→ **Your objective**:
Repeat the listing that follows, character for character, minus the pictures.
+ + + + +
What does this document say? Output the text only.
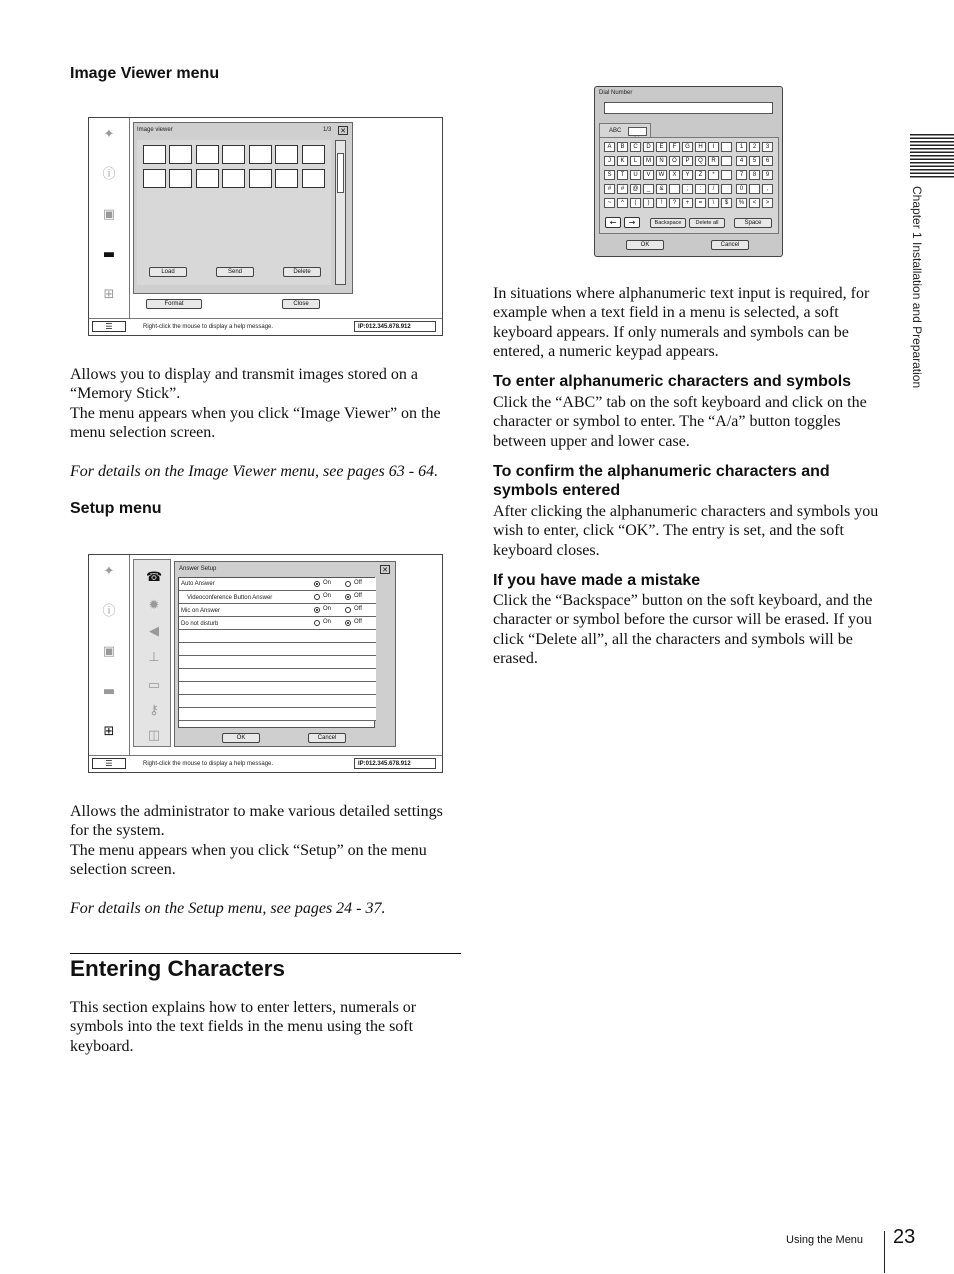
Image Viewer menu
✦
ⓘ
▣
▬
⊞
Image viewer	1/3 ✕
Load	Send	Delete
Format	Close
☰	Right-click the mouse to display a help message.	IP:012.345.678.912

Allows you to display and transmit images stored on a “Memory Stick”.

The menu appears when you click “Image Viewer” on the menu selection screen.

For details on the Image Viewer menu, see pages 63 - 64.

Setup menu
✦
ⓘ
▣
▬
⊞
☎
✹
◀
⊥
▭
⚷
◫
Answer Setup	✕
Auto Answer	On	Off
Videoconference Button Answer	On	Off
Mic on Answer	On	Off
Do not disturb	On	Off
OK	Cancel
☰	Right-click the mouse to display a help message.	IP:012.345.678.912

Allows the administrator to make various detailed settings for the system.

The menu appears when you click “Setup” on the menu selection screen.

For details on the Setup menu, see pages 24 - 37.

Entering Characters

This section explains how to enter letters, numerals or symbols into the text fields in the menu using the soft keyboard.

Dial Number
ABC
A	B	C	D	E	F	G	H	I	1	2	3
J	K	L	M	N	O	P	Q	R	4	5	6
S	T	U	V	W	X	Y	Z	*	7	8	9
#	#	@	_	&	;	:	/	0	,
~	^	(	)	!	?	+	=	\	$	%	<	>
←	→	Backspace	Delete all	Space
OK	Cancel

In situations where alphanumeric text input is required, for example when a text field in a menu is selected, a soft keyboard appears. If only numerals and symbols can be entered, a numeric keypad appears.

To enter alphanumeric characters and symbols

Click the “ABC” tab on the soft keyboard and click on the character or symbol to enter. The “A/a” button toggles between upper and lower case.

To confirm the alphanumeric characters and symbols entered

After clicking the alphanumeric characters and symbols you wish to enter, click “OK”. The entry is set, and the soft keyboard closes.

If you have made a mistake

Click the “Backspace” button on the soft keyboard, and the character or symbol before the cursor will be erased. If you click “Delete all”, all the characters and symbols will be erased.

Chapter 1 Installation and Preparation
Using the Menu 23
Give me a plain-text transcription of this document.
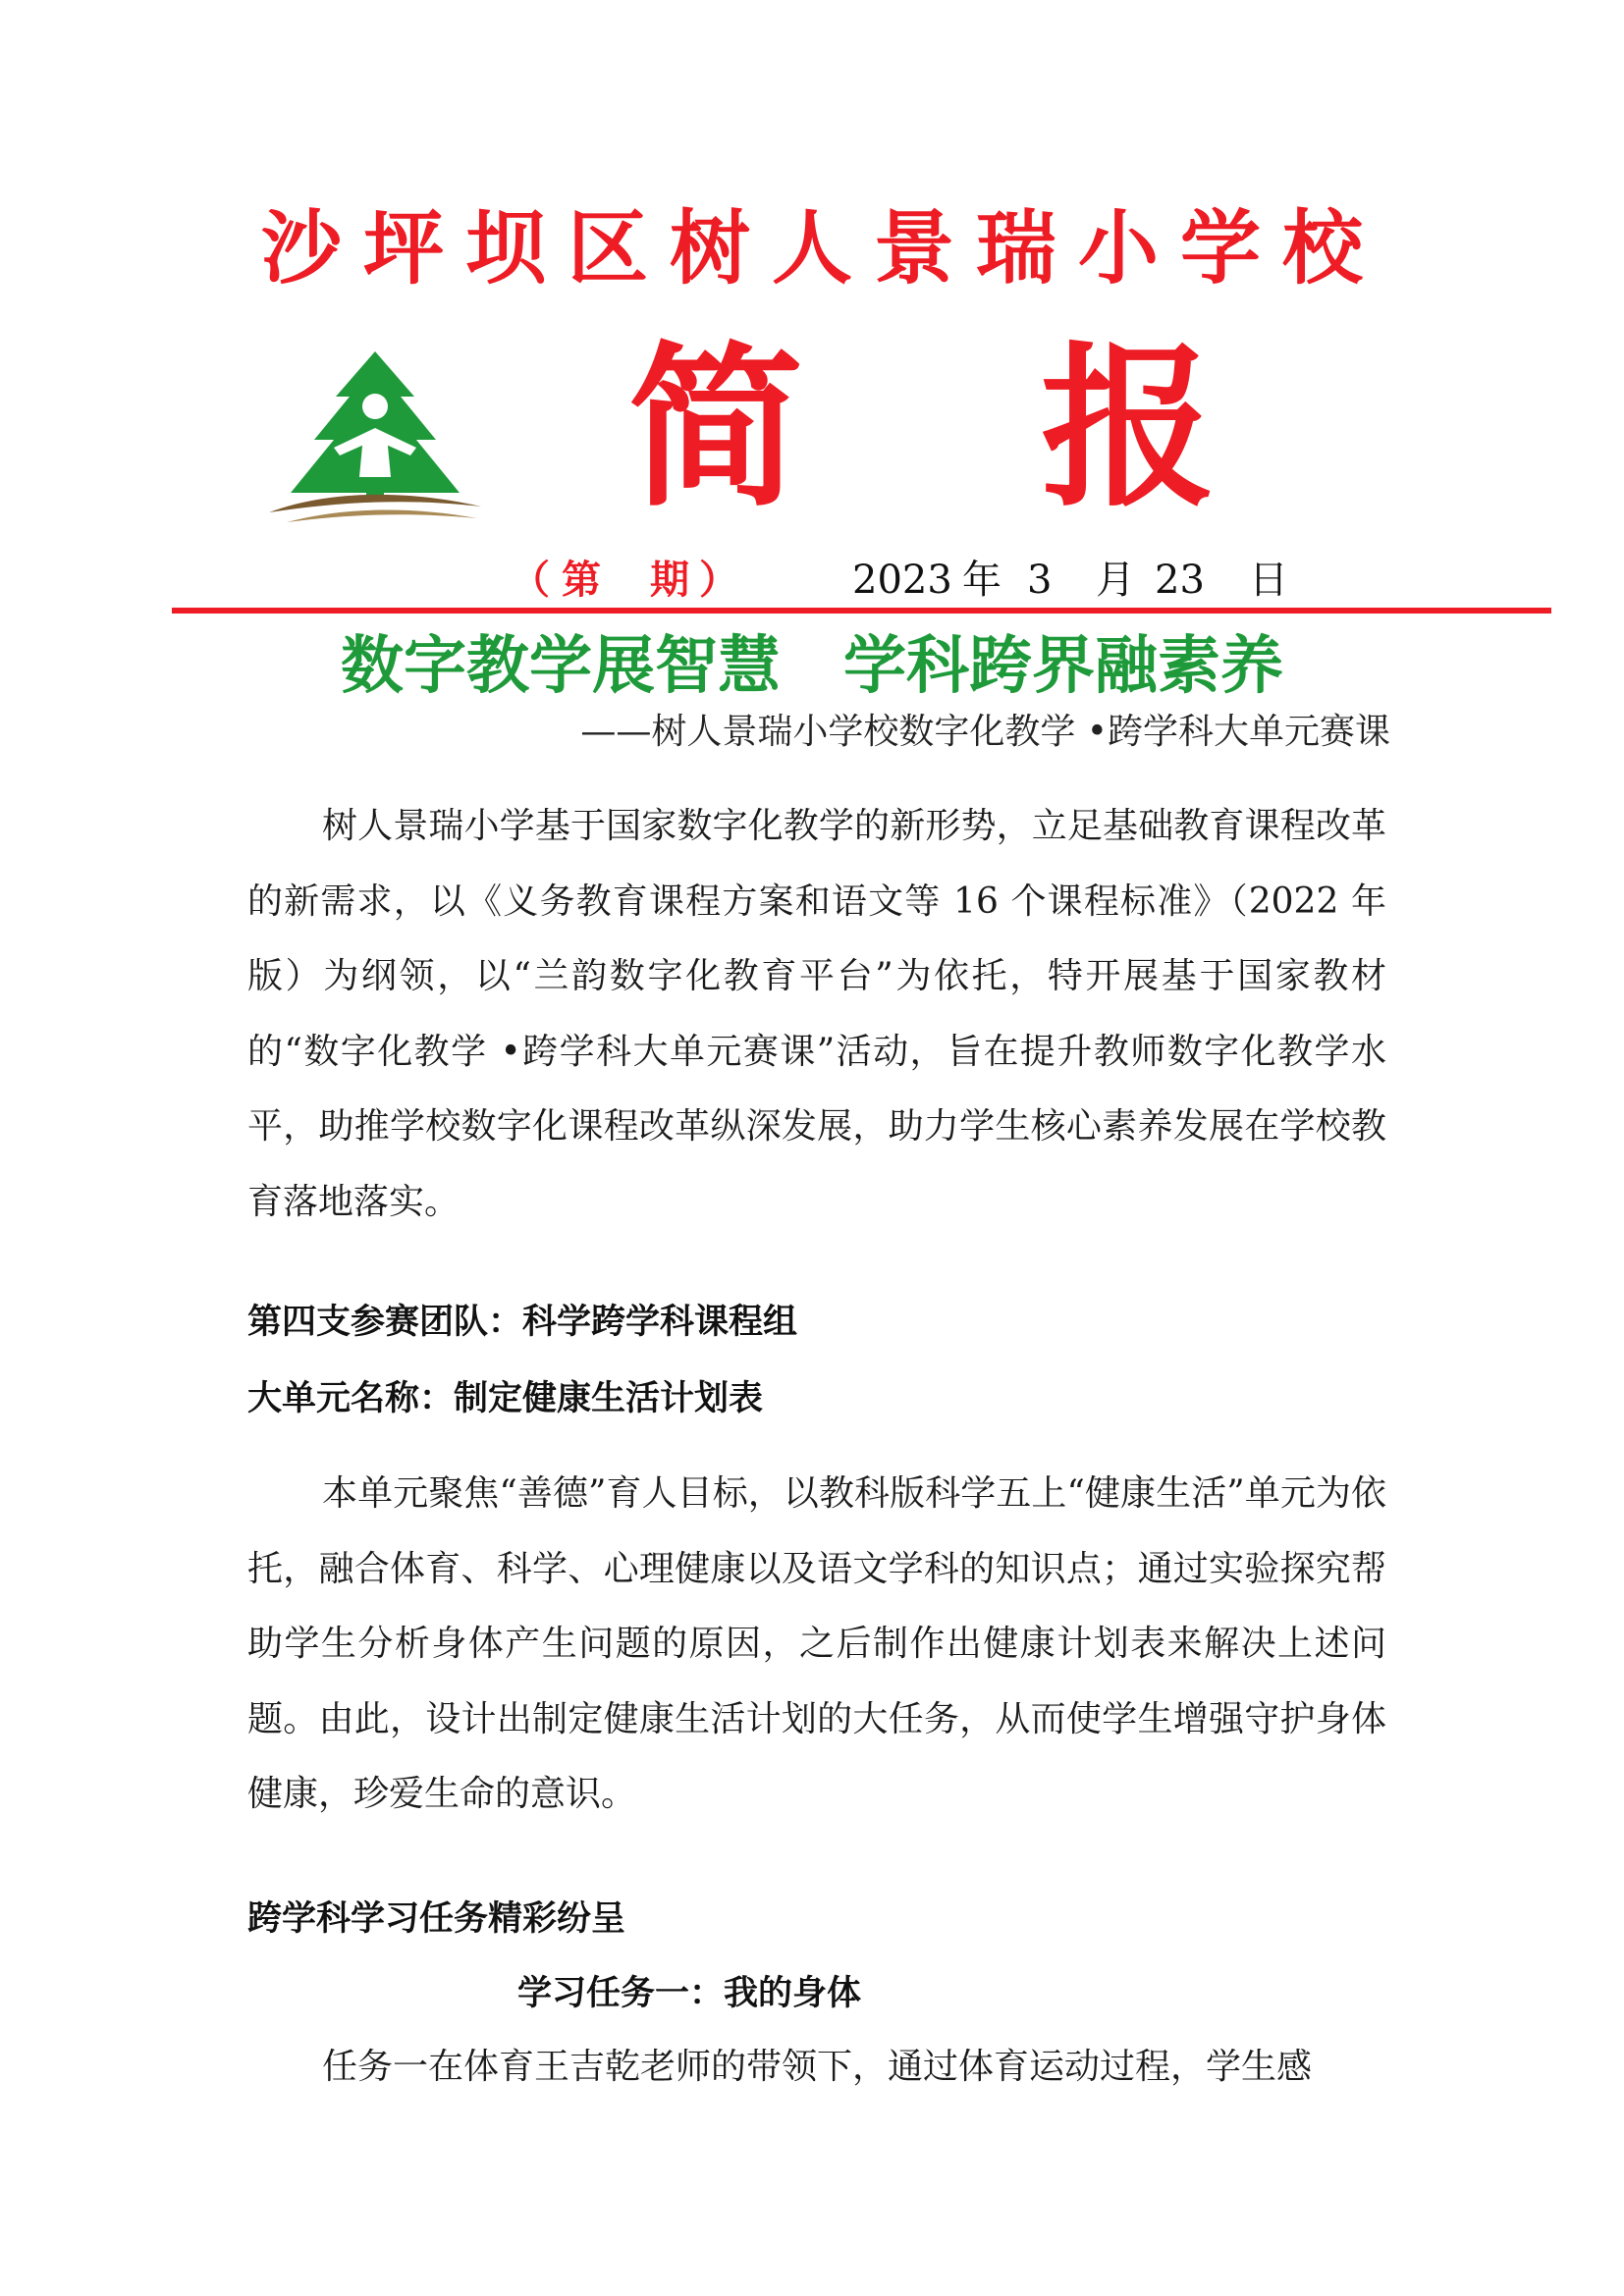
沙坪坝区树人景瑞小学校
简 报
（ 第 期 ）	2023 年 3 月 23 日
数字教学展智慧　学科跨界融素养
——树人景瑞小学校数字化教学 •跨学科大单元赛课

树人景瑞小学基于国家数字化教学的新形势，立足基础教育课程改革的新需求，以《义务教育课程方案和语文等 16 个课程标准》（2022 年版）为纲领，以“兰韵数字化教育平台”为依托，特开展基于国家教材的“数字化教学 •跨学科大单元赛课”活动，旨在提升教师数字化教学水平，助推学校数字化课程改革纵深发展，助力学生核心素养发展在学校教育落地落实。

第四支参赛团队：科学跨学科课程组
大单元名称：制定健康生活计划表

本单元聚焦“善德”育人目标，以教科版科学五上“健康生活”单元为依托，融合体育、科学、心理健康以及语文学科的知识点；通过实验探究帮助学生分析身体产生问题的原因，之后制作出健康计划表来解决上述问题。由此，设计出制定健康生活计划的大任务，从而使学生增强守护身体健康，珍爱生命的意识。

跨学科学习任务精彩纷呈
学习任务一：我的身体

任务一在体育王吉乾老师的带领下，通过体育运动过程，学生感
+ + + + +
→ **Task output**:
What does this document say? Output the text only.
Image Viewer menu
✦
ⓘ
▣
▬
⊞
Image viewer	1/3 ✕
Load	Send	Delete
Format	Close
☰	Right-click the mouse to display a help message.	IP:012.345.678.912

Allows you to display and transmit images stored on a “Memory Stick”.

The menu appears when you click “Image Viewer” on the menu selection screen.

For details on the Image Viewer menu, see pages 63 - 64.

Setup menu
✦
ⓘ
▣
▬
⊞
☎
✹
◀
⊥
▭
⚷
◫
Answer Setup	✕
Auto Answer	On	Off
Videoconference Button Answer	On	Off
Mic on Answer	On	Off
Do not disturb	On	Off
OK	Cancel
☰	Right-click the mouse to display a help message.	IP:012.345.678.912

Allows the administrator to make various detailed settings for the system.

The menu appears when you click “Setup” on the menu selection screen.

For details on the Setup menu, see pages 24 - 37.

Entering Characters

This section explains how to enter letters, numerals or symbols into the text fields in the menu using the soft keyboard.

Dial Number
ABC
A	B	C	D	E	F	G	H	I	1	2	3
J	K	L	M	N	O	P	Q	R	4	5	6
S	T	U	V	W	X	Y	Z	*	7	8	9
#	#	@	_	&	;	:	/	0	,
~	^	(	)	!	?	+	=	\	$	%	<	>
←	→	Backspace	Delete all	Space
OK	Cancel

In situations where alphanumeric text input is required, for example when a text field in a menu is selected, a soft keyboard appears. If only numerals and symbols can be entered, a numeric keypad appears.

To enter alphanumeric characters and symbols

Click the “ABC” tab on the soft keyboard and click on the character or symbol to enter. The “A/a” button toggles between upper and lower case.

To confirm the alphanumeric characters and symbols entered

After clicking the alphanumeric characters and symbols you wish to enter, click “OK”. The entry is set, and the soft keyboard closes.

If you have made a mistake

Click the “Backspace” button on the soft keyboard, and the character or symbol before the cursor will be erased. If you click “Delete all”, all the characters and symbols will be erased.

Chapter 1 Installation and Preparation
Using the Menu 23
Give me a plain-text transcription of this document.
沙坪坝区树人景瑞小学校
简 报
（ 第 期 ）	2023 年 3 月 23 日
数字教学展智慧　学科跨界融素养
——树人景瑞小学校数字化教学 •跨学科大单元赛课

树人景瑞小学基于国家数字化教学的新形势，立足基础教育课程改革的新需求，以《义务教育课程方案和语文等 16 个课程标准》（2022 年版）为纲领，以“兰韵数字化教育平台”为依托，特开展基于国家教材的“数字化教学 •跨学科大单元赛课”活动，旨在提升教师数字化教学水平，助推学校数字化课程改革纵深发展，助力学生核心素养发展在学校教育落地落实。

第四支参赛团队：科学跨学科课程组
大单元名称：制定健康生活计划表

本单元聚焦“善德”育人目标，以教科版科学五上“健康生活”单元为依托，融合体育、科学、心理健康以及语文学科的知识点；通过实验探究帮助学生分析身体产生问题的原因，之后制作出健康计划表来解决上述问题。由此，设计出制定健康生活计划的大任务，从而使学生增强守护身体健康，珍爱生命的意识。

跨学科学习任务精彩纷呈
学习任务一：我的身体

任务一在体育王吉乾老师的带领下，通过体育运动过程，学生感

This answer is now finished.